[Data entries]
▽
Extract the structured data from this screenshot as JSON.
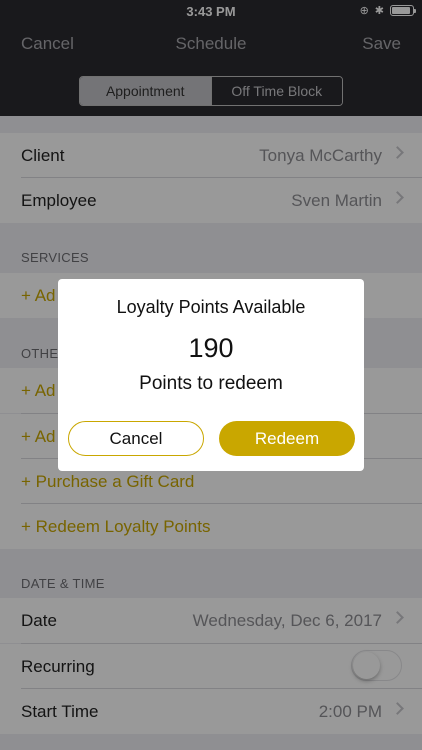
{
  "status_bar": {
    "time": "3:43 PM",
    "battery_level": 0.9
  },
  "nav": {
    "cancel": "Cancel",
    "title": "Schedule",
    "save": "Save"
  },
  "segments": {
    "appointment": "Appointment",
    "off_time": "Off Time Block"
  },
  "rows": {
    "client_label": "Client",
    "client_value": "Tonya McCarthy",
    "employee_label": "Employee",
    "employee_value": "Sven Martin"
  },
  "services": {
    "header": "SERVICES",
    "add": "+ Ad"
  },
  "other": {
    "header": "OTHE",
    "add1": "+ Ad",
    "add2": "+ Ad",
    "gift_card": "+ Purchase a Gift Card",
    "loyalty": "+ Redeem Loyalty Points"
  },
  "datetime": {
    "header": "DATE & TIME",
    "date_label": "Date",
    "date_value": "Wednesday, Dec 6, 2017",
    "recurring_label": "Recurring",
    "start_label": "Start Time",
    "start_value": "2:00 PM"
  },
  "dialog": {
    "title": "Loyalty Points Available",
    "points": "190",
    "subtitle": "Points to redeem",
    "cancel": "Cancel",
    "redeem": "Redeem"
  },
  "colors": {
    "accent": "#c9a700",
    "nav_bg": "#2b2a30"
  }
}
△
▶ EXERCISE OBJECTIVE
Using the material above, set down every line exactly, but skip the pictures.

▶ ANSWER BELOW
Extract the structured data from this screenshot as JSON.
{
  "status_bar": {
    "time": "3:43 PM",
    "battery_level": 0.9
  },
  "nav": {
    "cancel": "Cancel",
    "title": "Schedule",
    "save": "Save"
  },
  "segments": {
    "appointment": "Appointment",
    "off_time": "Off Time Block"
  },
  "rows": {
    "client_label": "Client",
    "client_value": "Tonya McCarthy",
    "employee_label": "Employee",
    "employee_value": "Sven Martin"
  },
  "services": {
    "header": "SERVICES",
    "add": "+ Ad"
  },
  "other": {
    "header": "OTHE",
    "add1": "+ Ad",
    "add2": "+ Ad",
    "gift_card": "+ Purchase a Gift Card",
    "loyalty": "+ Redeem Loyalty Points"
  },
  "datetime": {
    "header": "DATE & TIME",
    "date_label": "Date",
    "date_value": "Wednesday, Dec 6, 2017",
    "recurring_label": "Recurring",
    "start_label": "Start Time",
    "start_value": "2:00 PM"
  },
  "dialog": {
    "title": "Loyalty Points Available",
    "points": "190",
    "subtitle": "Points to redeem",
    "cancel": "Cancel",
    "redeem": "Redeem"
  },
  "colors": {
    "accent": "#c9a700",
    "nav_bg": "#2b2a30"
  }
}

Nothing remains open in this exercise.